Goal:
Set the listing down again in full, word for word, with the pictures left out.

(Data tied to figure images)
◆ ◆ ◆ ◆ ◆ ◆ ◆

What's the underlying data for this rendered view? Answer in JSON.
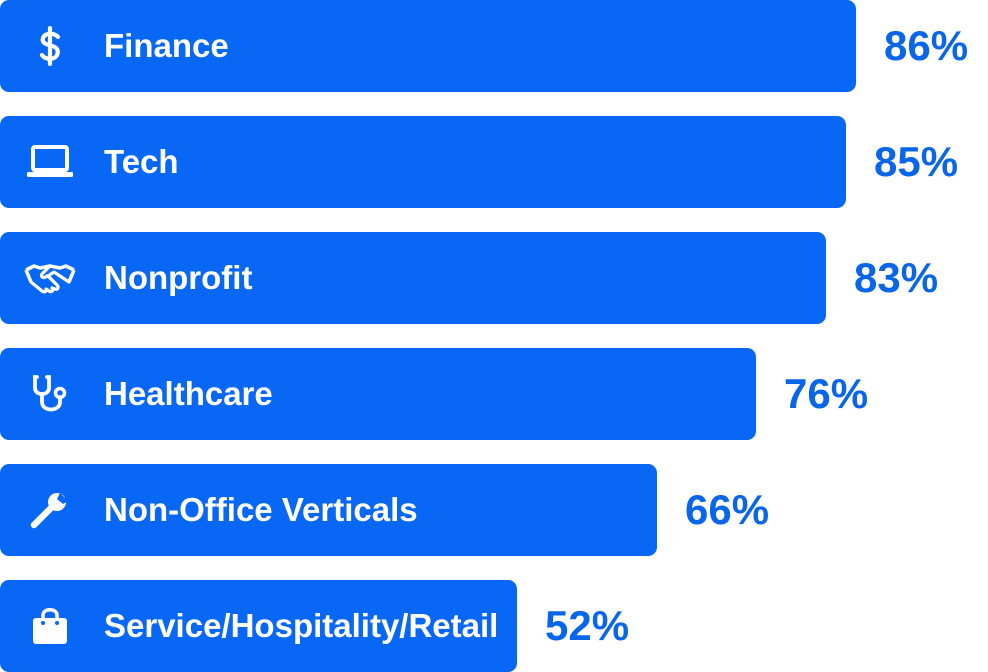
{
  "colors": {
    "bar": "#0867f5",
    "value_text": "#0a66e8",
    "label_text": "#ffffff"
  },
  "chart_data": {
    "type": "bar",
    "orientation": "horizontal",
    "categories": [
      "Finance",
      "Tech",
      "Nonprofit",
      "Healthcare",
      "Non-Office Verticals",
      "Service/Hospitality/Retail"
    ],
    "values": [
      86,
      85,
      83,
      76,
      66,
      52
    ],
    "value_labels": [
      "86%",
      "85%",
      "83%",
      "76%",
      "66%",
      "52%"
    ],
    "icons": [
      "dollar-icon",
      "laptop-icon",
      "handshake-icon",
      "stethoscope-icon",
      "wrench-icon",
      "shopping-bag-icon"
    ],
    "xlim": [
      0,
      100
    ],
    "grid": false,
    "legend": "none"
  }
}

◆ ◆ ◆ ◆ ◆ ◆ ◆

Expected output:
What's the underlying data for this rendered view? Answer in JSON.
{
  "colors": {
    "bar": "#0867f5",
    "value_text": "#0a66e8",
    "label_text": "#ffffff"
  },
  "chart_data": {
    "type": "bar",
    "orientation": "horizontal",
    "categories": [
      "Finance",
      "Tech",
      "Nonprofit",
      "Healthcare",
      "Non-Office Verticals",
      "Service/Hospitality/Retail"
    ],
    "values": [
      86,
      85,
      83,
      76,
      66,
      52
    ],
    "value_labels": [
      "86%",
      "85%",
      "83%",
      "76%",
      "66%",
      "52%"
    ],
    "icons": [
      "dollar-icon",
      "laptop-icon",
      "handshake-icon",
      "stethoscope-icon",
      "wrench-icon",
      "shopping-bag-icon"
    ],
    "xlim": [
      0,
      100
    ],
    "grid": false,
    "legend": "none"
  }
}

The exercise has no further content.